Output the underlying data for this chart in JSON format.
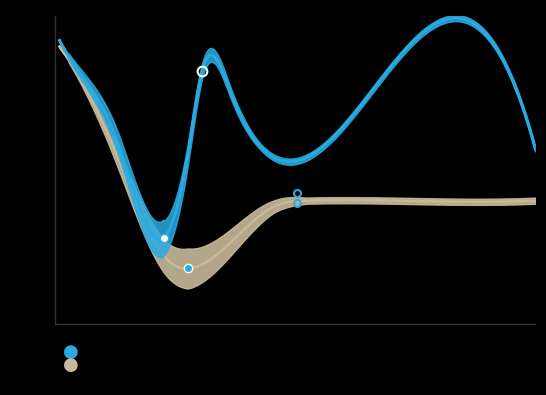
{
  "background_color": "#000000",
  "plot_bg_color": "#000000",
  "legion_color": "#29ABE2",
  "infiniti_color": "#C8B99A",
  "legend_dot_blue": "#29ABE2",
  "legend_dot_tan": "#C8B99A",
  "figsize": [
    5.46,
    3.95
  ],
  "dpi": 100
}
■ ■ ■
Retype all entries exactly as they appear, dropping the images.

• **Response to the exercise**:
Output the underlying data for this chart in JSON format.
{
  "background_color": "#000000",
  "plot_bg_color": "#000000",
  "legion_color": "#29ABE2",
  "infiniti_color": "#C8B99A",
  "legend_dot_blue": "#29ABE2",
  "legend_dot_tan": "#C8B99A",
  "figsize": [
    5.46,
    3.95
  ],
  "dpi": 100
}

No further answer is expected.